▶ [AIM OF THE EXERCISE]
Look through the lines below and extract each one that contains "Global".

▶ [GIVEN RECORDS]
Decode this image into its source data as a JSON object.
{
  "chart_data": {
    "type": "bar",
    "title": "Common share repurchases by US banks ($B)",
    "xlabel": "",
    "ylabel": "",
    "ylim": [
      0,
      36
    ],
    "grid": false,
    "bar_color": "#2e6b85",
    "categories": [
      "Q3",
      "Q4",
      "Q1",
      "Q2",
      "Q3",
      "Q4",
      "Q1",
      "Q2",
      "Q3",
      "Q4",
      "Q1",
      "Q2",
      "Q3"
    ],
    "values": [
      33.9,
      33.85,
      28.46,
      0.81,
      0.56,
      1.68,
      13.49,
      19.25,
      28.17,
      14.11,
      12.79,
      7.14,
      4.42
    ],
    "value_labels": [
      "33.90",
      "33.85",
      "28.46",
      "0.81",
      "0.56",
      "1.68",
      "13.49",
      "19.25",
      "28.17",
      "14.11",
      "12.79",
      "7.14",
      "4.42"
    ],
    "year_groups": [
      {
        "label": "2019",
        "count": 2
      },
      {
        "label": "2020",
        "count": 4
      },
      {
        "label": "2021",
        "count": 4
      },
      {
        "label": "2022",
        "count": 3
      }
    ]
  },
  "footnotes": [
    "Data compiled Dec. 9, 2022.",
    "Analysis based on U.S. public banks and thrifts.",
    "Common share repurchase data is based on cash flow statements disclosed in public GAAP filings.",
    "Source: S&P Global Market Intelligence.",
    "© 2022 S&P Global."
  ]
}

---

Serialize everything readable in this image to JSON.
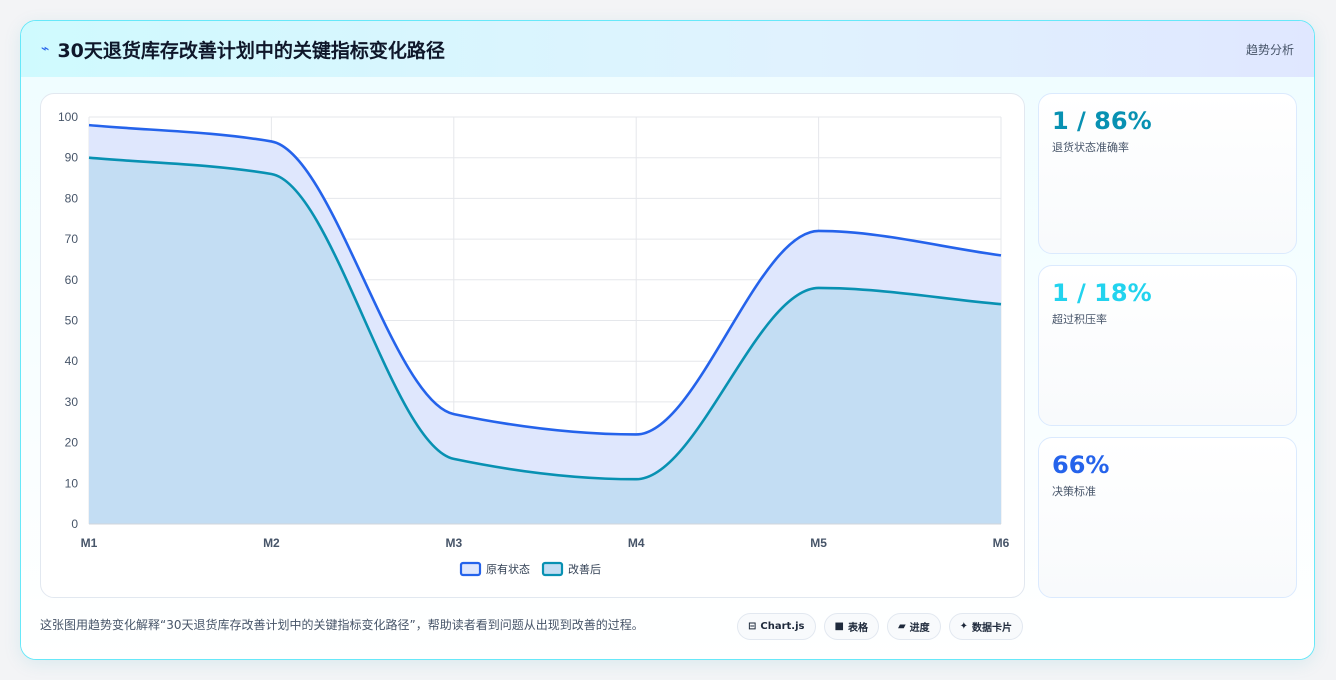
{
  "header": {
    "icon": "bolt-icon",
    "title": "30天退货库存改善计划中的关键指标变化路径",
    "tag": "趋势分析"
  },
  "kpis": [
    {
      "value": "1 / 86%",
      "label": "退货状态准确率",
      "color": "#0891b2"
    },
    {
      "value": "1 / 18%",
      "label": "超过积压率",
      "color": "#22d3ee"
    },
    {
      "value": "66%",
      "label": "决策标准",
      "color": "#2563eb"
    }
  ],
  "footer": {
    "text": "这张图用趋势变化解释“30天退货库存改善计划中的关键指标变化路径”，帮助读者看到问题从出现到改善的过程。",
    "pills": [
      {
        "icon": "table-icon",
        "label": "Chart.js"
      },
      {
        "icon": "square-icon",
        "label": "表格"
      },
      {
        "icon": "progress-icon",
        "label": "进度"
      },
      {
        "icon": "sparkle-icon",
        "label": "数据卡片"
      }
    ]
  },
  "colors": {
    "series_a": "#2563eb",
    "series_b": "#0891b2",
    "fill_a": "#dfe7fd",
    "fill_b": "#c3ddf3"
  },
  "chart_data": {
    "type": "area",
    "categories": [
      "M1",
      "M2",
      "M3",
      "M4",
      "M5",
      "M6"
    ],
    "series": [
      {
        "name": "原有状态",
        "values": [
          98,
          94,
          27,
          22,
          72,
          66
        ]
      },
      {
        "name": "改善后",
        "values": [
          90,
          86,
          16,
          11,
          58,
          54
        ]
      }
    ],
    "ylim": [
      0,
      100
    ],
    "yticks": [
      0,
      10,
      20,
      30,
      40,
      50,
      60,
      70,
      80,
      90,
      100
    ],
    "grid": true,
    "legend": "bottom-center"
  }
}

▶ [RESPONSE TO THE TASK]
    "Source: S&P Global Market Intelligence.",
    "© 2022 S&P Global."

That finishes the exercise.